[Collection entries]
━━━━━━━━━━━━━━━━

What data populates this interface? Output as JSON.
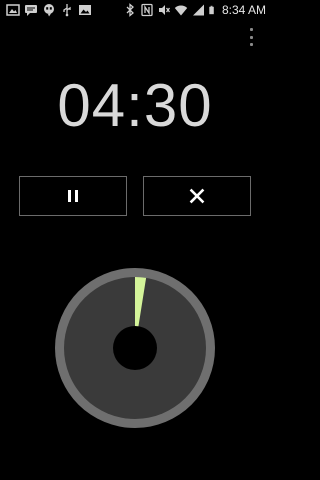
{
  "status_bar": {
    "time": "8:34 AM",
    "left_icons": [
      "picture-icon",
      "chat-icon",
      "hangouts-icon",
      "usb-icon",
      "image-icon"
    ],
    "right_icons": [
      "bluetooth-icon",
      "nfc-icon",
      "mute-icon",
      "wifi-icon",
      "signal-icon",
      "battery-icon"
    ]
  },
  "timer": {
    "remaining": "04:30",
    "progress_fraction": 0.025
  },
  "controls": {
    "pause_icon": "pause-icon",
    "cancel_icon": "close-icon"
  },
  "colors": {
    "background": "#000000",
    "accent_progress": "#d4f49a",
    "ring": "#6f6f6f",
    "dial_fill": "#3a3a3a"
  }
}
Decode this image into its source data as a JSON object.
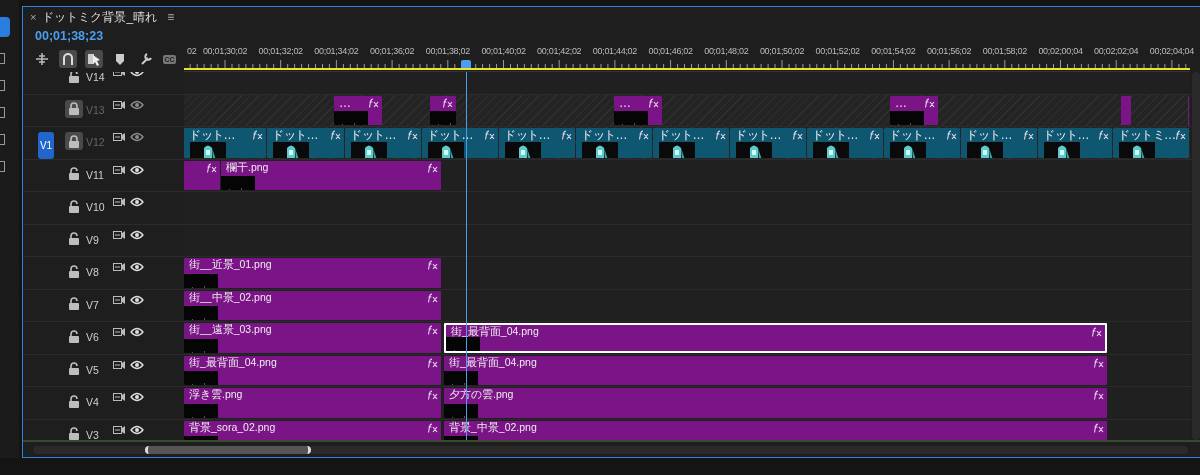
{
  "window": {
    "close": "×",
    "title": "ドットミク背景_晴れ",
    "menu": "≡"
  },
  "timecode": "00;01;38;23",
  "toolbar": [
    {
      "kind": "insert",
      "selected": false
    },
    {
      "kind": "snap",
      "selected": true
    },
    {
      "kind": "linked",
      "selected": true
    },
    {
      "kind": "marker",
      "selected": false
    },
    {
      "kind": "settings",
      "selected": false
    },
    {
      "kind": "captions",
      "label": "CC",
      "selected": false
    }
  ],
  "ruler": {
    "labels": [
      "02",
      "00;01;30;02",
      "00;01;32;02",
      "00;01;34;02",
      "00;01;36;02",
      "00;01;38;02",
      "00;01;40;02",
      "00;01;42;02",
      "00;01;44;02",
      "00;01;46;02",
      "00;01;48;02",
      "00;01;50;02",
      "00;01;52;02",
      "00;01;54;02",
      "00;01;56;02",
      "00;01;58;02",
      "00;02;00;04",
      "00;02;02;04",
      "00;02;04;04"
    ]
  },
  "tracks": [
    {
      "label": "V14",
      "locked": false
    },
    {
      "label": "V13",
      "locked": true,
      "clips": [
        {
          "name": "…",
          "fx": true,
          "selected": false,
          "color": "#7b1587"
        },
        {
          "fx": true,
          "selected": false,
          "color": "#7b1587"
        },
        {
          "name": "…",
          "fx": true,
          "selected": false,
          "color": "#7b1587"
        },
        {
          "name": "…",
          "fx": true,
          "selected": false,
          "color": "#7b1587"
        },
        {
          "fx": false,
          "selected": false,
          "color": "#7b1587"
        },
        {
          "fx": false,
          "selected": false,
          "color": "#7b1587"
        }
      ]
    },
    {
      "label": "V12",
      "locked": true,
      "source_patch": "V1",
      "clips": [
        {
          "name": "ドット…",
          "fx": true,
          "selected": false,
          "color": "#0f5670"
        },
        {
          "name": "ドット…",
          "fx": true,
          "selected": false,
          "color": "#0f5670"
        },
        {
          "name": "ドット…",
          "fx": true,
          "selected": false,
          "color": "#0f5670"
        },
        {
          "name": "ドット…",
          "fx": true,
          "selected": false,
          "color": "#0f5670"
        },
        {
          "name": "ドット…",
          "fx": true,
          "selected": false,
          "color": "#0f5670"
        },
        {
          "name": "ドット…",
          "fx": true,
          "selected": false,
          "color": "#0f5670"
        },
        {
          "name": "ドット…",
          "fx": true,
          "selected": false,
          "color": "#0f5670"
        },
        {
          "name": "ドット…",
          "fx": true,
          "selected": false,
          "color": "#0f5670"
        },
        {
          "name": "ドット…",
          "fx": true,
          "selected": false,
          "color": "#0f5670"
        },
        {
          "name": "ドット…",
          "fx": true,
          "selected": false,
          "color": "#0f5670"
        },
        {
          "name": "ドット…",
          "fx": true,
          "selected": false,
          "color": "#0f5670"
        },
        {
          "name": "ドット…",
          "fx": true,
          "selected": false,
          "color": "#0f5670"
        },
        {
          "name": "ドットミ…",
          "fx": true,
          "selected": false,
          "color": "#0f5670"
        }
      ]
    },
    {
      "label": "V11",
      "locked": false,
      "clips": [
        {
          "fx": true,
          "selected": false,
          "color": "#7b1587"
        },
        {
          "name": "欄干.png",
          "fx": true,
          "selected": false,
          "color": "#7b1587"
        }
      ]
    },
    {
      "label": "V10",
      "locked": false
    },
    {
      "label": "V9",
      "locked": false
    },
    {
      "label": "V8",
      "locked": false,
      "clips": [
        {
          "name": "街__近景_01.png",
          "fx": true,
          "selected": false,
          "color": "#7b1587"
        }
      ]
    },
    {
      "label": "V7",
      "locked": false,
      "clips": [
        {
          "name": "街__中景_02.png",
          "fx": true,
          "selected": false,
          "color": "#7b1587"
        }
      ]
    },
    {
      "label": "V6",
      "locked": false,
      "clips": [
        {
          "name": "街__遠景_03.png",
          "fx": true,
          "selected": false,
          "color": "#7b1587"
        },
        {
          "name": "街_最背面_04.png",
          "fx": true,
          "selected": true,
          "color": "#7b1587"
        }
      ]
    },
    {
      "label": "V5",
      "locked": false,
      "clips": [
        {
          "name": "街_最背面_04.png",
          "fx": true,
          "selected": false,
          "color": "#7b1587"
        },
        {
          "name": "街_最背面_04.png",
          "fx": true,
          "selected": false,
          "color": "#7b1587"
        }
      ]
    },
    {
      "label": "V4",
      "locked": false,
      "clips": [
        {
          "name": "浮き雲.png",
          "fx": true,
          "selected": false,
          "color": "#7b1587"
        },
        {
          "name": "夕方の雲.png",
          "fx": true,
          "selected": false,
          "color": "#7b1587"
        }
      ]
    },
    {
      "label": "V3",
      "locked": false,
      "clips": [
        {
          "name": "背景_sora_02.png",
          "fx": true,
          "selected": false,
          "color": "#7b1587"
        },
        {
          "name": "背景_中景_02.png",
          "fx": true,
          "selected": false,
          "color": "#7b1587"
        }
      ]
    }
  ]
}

━━━━━━━━━━━━━━━━

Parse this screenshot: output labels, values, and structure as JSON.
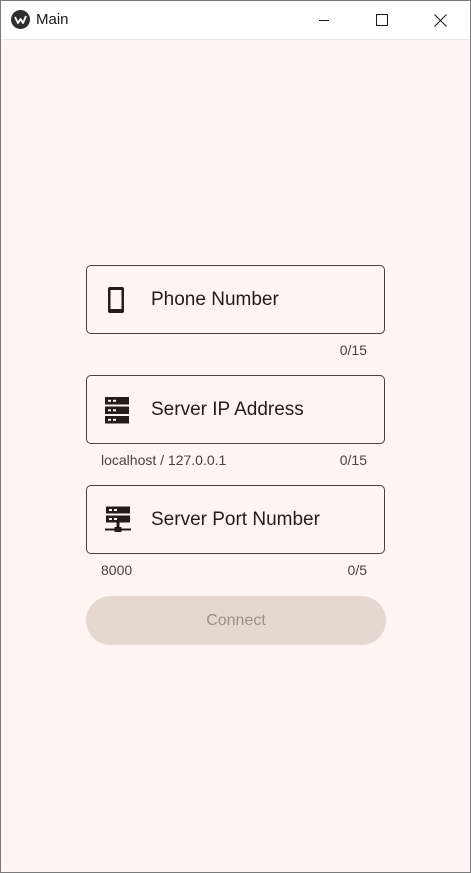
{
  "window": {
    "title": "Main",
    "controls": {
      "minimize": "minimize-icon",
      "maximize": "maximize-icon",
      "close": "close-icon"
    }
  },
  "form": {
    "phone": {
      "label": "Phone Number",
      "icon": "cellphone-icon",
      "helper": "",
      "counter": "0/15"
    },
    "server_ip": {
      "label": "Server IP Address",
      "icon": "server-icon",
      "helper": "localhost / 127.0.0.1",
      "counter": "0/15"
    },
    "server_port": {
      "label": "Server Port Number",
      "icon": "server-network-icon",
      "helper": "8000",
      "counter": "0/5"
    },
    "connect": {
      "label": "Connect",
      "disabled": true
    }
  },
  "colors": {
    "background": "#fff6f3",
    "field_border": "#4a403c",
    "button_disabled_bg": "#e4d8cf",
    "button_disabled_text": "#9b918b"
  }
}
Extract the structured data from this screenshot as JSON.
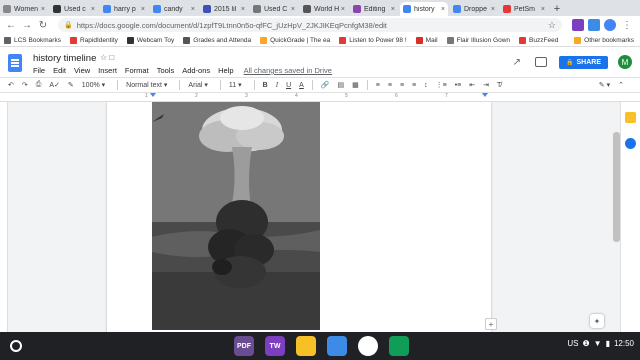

━━━━━━━━━━━━━━━━

§ Your objective: Look above for the line with "Parse this screenshot: output" and the line with "Extract the structured", then copy exactly the lines from the first through the second, both kept, with no pictures.

§ Output of the task:
Parse this screenshot: output labels, values, and structure as JSON.
{
  "window": {
    "title": "Main",
    "controls": {
      "minimize": "minimize-icon",
      "maximize": "maximize-icon",
      "close": "close-icon"
    }
  },
  "form": {
    "phone": {
      "label": "Phone Number",
      "icon": "cellphone-icon",
      "helper": "",
      "counter": "0/15"
    },
    "server_ip": {
      "label": "Server IP Address",
      "icon": "server-icon",
      "helper": "localhost / 127.0.0.1",
      "counter": "0/15"
    },
    "server_port": {
      "label": "Server Port Number",
      "icon": "server-network-icon",
      "helper": "8000",
      "counter": "0/5"
    },
    "connect": {
      "label": "Connect",
      "disabled": true
    }
  },
  "colors": {
    "background": "#fff6f3",
    "field_border": "#4a403c",
    "button_disabled_bg": "#e4d8cf",
    "button_disabled_text": "#9b918b"
  }
}
Extract the structured data from this screenshot as JSON.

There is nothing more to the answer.